• _What is asked_: Check every line of the material below for the string "message", and return the ones that have it.

• _Supplied entries_:
┌────────

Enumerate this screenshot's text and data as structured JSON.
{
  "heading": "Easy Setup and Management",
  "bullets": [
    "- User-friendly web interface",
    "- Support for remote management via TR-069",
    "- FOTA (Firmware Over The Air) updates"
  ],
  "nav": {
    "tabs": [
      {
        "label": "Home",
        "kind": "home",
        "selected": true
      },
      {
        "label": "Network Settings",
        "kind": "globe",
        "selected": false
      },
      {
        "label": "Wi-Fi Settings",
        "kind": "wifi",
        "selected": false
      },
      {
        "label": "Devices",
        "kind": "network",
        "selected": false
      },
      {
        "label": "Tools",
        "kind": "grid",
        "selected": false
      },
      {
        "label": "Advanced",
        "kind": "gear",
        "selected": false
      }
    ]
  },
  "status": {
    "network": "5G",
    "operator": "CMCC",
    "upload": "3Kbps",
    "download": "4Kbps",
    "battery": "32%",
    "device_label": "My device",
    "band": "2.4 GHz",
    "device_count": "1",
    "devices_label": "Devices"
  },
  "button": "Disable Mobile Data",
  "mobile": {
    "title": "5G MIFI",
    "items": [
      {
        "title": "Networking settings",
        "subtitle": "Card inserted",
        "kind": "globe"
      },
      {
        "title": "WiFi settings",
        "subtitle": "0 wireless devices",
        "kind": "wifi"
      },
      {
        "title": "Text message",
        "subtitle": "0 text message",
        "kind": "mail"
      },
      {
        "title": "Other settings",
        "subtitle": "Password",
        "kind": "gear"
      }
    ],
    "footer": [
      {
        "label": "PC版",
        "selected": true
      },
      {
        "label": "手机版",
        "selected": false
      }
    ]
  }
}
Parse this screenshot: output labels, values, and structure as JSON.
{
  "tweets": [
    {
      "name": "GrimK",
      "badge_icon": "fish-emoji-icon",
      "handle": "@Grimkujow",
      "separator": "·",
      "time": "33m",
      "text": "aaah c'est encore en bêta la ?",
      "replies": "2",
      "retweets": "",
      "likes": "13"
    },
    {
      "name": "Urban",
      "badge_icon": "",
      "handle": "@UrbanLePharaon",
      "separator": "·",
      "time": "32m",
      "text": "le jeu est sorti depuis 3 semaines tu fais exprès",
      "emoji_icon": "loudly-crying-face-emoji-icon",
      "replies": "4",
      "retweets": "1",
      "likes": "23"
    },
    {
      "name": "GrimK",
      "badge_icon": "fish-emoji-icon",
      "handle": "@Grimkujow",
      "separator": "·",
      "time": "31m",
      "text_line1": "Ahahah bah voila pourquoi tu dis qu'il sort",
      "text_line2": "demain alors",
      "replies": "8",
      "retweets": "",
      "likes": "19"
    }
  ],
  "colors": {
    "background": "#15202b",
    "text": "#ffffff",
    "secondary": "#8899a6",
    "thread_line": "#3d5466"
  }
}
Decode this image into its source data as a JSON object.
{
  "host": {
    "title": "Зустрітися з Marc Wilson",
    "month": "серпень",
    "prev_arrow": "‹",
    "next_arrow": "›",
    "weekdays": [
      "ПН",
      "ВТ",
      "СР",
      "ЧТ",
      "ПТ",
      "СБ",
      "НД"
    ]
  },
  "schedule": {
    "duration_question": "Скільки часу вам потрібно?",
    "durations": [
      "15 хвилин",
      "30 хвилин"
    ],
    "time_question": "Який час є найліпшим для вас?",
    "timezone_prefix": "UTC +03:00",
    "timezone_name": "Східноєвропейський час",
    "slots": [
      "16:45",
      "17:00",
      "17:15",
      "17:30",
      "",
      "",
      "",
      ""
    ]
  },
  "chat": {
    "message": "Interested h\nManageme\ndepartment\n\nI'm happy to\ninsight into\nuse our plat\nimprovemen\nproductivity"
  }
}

└────────

• _Result below_:
        "title": "Text message",
        "subtitle": "0 text message",
    "message": "Interested h\nManageme\ndepartment\n\nI'm happy to\ninsight into\nuse our plat\nimprovemen\nproductivity"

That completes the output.